__Exercise task__.
Write out the whole of the material exactly.

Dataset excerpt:
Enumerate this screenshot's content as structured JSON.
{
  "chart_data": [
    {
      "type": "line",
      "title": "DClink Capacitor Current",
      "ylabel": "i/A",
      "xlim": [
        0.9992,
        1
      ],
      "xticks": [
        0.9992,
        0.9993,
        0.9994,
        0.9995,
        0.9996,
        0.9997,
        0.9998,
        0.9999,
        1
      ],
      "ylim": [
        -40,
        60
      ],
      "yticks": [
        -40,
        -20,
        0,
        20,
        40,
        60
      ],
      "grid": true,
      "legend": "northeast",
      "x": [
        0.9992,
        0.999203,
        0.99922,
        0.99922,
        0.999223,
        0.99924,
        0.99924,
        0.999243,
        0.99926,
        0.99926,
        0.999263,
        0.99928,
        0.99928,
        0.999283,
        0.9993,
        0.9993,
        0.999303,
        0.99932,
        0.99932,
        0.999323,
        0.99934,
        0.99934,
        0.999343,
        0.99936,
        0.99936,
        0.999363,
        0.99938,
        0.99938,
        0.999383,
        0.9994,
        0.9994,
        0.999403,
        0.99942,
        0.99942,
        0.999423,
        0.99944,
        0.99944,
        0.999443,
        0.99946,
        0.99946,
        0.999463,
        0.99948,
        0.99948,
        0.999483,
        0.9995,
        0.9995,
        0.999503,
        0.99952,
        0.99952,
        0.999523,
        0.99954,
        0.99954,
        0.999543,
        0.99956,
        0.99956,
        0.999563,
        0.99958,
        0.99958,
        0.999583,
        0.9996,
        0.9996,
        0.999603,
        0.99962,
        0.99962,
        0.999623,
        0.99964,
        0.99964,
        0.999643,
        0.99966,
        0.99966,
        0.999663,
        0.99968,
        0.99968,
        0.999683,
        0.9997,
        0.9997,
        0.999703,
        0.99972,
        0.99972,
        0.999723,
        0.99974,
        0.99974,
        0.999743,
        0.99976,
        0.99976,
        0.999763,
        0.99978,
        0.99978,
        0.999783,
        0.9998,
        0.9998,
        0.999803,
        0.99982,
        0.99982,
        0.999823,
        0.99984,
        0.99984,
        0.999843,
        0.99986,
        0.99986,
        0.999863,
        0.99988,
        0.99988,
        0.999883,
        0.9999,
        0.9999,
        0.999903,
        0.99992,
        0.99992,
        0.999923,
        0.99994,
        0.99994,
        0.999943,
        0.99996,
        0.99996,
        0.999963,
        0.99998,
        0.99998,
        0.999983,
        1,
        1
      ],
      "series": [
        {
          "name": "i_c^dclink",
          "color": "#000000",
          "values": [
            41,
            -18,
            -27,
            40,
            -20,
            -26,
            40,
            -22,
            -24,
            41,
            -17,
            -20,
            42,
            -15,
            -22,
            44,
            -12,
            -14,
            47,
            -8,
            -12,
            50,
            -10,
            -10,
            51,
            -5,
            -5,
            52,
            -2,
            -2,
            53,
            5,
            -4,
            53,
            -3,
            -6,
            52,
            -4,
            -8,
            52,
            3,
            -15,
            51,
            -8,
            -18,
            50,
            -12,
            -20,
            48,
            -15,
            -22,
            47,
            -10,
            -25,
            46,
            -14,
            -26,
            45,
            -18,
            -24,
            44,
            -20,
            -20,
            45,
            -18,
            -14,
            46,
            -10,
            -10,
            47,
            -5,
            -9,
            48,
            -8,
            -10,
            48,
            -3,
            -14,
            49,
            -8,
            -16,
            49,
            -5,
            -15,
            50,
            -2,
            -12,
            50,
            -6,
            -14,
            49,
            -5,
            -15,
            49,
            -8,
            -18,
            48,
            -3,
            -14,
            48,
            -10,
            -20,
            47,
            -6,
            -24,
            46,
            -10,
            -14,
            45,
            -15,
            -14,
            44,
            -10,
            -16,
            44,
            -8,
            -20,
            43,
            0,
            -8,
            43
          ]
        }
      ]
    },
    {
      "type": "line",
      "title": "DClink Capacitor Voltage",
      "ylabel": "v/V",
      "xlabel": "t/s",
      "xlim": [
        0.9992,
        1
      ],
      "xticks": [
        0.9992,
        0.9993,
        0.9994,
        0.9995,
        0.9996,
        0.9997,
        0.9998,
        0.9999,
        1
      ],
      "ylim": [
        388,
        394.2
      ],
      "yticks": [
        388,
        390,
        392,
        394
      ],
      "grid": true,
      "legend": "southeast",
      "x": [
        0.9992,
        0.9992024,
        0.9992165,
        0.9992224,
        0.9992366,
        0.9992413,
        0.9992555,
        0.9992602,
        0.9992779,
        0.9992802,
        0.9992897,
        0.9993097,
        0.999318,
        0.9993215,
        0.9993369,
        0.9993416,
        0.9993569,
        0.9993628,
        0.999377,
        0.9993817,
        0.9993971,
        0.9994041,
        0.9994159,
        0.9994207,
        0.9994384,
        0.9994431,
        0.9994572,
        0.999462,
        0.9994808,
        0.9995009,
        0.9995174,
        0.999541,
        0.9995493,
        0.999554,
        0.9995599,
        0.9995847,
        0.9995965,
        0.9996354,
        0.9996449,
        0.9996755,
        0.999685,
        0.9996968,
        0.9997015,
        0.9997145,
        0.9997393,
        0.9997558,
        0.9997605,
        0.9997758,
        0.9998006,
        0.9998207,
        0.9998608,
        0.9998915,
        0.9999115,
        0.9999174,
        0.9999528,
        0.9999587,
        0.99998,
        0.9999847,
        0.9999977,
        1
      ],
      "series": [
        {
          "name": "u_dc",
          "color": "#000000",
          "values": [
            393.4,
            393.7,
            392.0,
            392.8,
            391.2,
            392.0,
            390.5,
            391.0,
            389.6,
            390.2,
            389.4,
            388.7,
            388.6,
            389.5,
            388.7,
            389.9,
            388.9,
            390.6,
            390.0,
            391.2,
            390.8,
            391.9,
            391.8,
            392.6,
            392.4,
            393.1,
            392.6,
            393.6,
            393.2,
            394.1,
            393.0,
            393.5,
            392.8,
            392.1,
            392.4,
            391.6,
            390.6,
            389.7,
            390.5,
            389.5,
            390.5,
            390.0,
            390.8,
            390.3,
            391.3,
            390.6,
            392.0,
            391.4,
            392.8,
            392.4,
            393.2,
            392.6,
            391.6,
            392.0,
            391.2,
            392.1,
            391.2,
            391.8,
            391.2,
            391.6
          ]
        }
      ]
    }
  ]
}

__Full solution__.
Enumerate this screenshot's content as structured JSON.
{
  "chart_data": [
    {
      "type": "line",
      "title": "DClink Capacitor Current",
      "ylabel": "i/A",
      "xlim": [
        0.9992,
        1
      ],
      "xticks": [
        0.9992,
        0.9993,
        0.9994,
        0.9995,
        0.9996,
        0.9997,
        0.9998,
        0.9999,
        1
      ],
      "ylim": [
        -40,
        60
      ],
      "yticks": [
        -40,
        -20,
        0,
        20,
        40,
        60
      ],
      "grid": true,
      "legend": "northeast",
      "x": [
        0.9992,
        0.999203,
        0.99922,
        0.99922,
        0.999223,
        0.99924,
        0.99924,
        0.999243,
        0.99926,
        0.99926,
        0.999263,
        0.99928,
        0.99928,
        0.999283,
        0.9993,
        0.9993,
        0.999303,
        0.99932,
        0.99932,
        0.999323,
        0.99934,
        0.99934,
        0.999343,
        0.99936,
        0.99936,
        0.999363,
        0.99938,
        0.99938,
        0.999383,
        0.9994,
        0.9994,
        0.999403,
        0.99942,
        0.99942,
        0.999423,
        0.99944,
        0.99944,
        0.999443,
        0.99946,
        0.99946,
        0.999463,
        0.99948,
        0.99948,
        0.999483,
        0.9995,
        0.9995,
        0.999503,
        0.99952,
        0.99952,
        0.999523,
        0.99954,
        0.99954,
        0.999543,
        0.99956,
        0.99956,
        0.999563,
        0.99958,
        0.99958,
        0.999583,
        0.9996,
        0.9996,
        0.999603,
        0.99962,
        0.99962,
        0.999623,
        0.99964,
        0.99964,
        0.999643,
        0.99966,
        0.99966,
        0.999663,
        0.99968,
        0.99968,
        0.999683,
        0.9997,
        0.9997,
        0.999703,
        0.99972,
        0.99972,
        0.999723,
        0.99974,
        0.99974,
        0.999743,
        0.99976,
        0.99976,
        0.999763,
        0.99978,
        0.99978,
        0.999783,
        0.9998,
        0.9998,
        0.999803,
        0.99982,
        0.99982,
        0.999823,
        0.99984,
        0.99984,
        0.999843,
        0.99986,
        0.99986,
        0.999863,
        0.99988,
        0.99988,
        0.999883,
        0.9999,
        0.9999,
        0.999903,
        0.99992,
        0.99992,
        0.999923,
        0.99994,
        0.99994,
        0.999943,
        0.99996,
        0.99996,
        0.999963,
        0.99998,
        0.99998,
        0.999983,
        1,
        1
      ],
      "series": [
        {
          "name": "i_c^dclink",
          "color": "#000000",
          "values": [
            41,
            -18,
            -27,
            40,
            -20,
            -26,
            40,
            -22,
            -24,
            41,
            -17,
            -20,
            42,
            -15,
            -22,
            44,
            -12,
            -14,
            47,
            -8,
            -12,
            50,
            -10,
            -10,
            51,
            -5,
            -5,
            52,
            -2,
            -2,
            53,
            5,
            -4,
            53,
            -3,
            -6,
            52,
            -4,
            -8,
            52,
            3,
            -15,
            51,
            -8,
            -18,
            50,
            -12,
            -20,
            48,
            -15,
            -22,
            47,
            -10,
            -25,
            46,
            -14,
            -26,
            45,
            -18,
            -24,
            44,
            -20,
            -20,
            45,
            -18,
            -14,
            46,
            -10,
            -10,
            47,
            -5,
            -9,
            48,
            -8,
            -10,
            48,
            -3,
            -14,
            49,
            -8,
            -16,
            49,
            -5,
            -15,
            50,
            -2,
            -12,
            50,
            -6,
            -14,
            49,
            -5,
            -15,
            49,
            -8,
            -18,
            48,
            -3,
            -14,
            48,
            -10,
            -20,
            47,
            -6,
            -24,
            46,
            -10,
            -14,
            45,
            -15,
            -14,
            44,
            -10,
            -16,
            44,
            -8,
            -20,
            43,
            0,
            -8,
            43
          ]
        }
      ]
    },
    {
      "type": "line",
      "title": "DClink Capacitor Voltage",
      "ylabel": "v/V",
      "xlabel": "t/s",
      "xlim": [
        0.9992,
        1
      ],
      "xticks": [
        0.9992,
        0.9993,
        0.9994,
        0.9995,
        0.9996,
        0.9997,
        0.9998,
        0.9999,
        1
      ],
      "ylim": [
        388,
        394.2
      ],
      "yticks": [
        388,
        390,
        392,
        394
      ],
      "grid": true,
      "legend": "southeast",
      "x": [
        0.9992,
        0.9992024,
        0.9992165,
        0.9992224,
        0.9992366,
        0.9992413,
        0.9992555,
        0.9992602,
        0.9992779,
        0.9992802,
        0.9992897,
        0.9993097,
        0.999318,
        0.9993215,
        0.9993369,
        0.9993416,
        0.9993569,
        0.9993628,
        0.999377,
        0.9993817,
        0.9993971,
        0.9994041,
        0.9994159,
        0.9994207,
        0.9994384,
        0.9994431,
        0.9994572,
        0.999462,
        0.9994808,
        0.9995009,
        0.9995174,
        0.999541,
        0.9995493,
        0.999554,
        0.9995599,
        0.9995847,
        0.9995965,
        0.9996354,
        0.9996449,
        0.9996755,
        0.999685,
        0.9996968,
        0.9997015,
        0.9997145,
        0.9997393,
        0.9997558,
        0.9997605,
        0.9997758,
        0.9998006,
        0.9998207,
        0.9998608,
        0.9998915,
        0.9999115,
        0.9999174,
        0.9999528,
        0.9999587,
        0.99998,
        0.9999847,
        0.9999977,
        1
      ],
      "series": [
        {
          "name": "u_dc",
          "color": "#000000",
          "values": [
            393.4,
            393.7,
            392.0,
            392.8,
            391.2,
            392.0,
            390.5,
            391.0,
            389.6,
            390.2,
            389.4,
            388.7,
            388.6,
            389.5,
            388.7,
            389.9,
            388.9,
            390.6,
            390.0,
            391.2,
            390.8,
            391.9,
            391.8,
            392.6,
            392.4,
            393.1,
            392.6,
            393.6,
            393.2,
            394.1,
            393.0,
            393.5,
            392.8,
            392.1,
            392.4,
            391.6,
            390.6,
            389.7,
            390.5,
            389.5,
            390.5,
            390.0,
            390.8,
            390.3,
            391.3,
            390.6,
            392.0,
            391.4,
            392.8,
            392.4,
            393.2,
            392.6,
            391.6,
            392.0,
            391.2,
            392.1,
            391.2,
            391.8,
            391.2,
            391.6
          ]
        }
      ]
    }
  ]
}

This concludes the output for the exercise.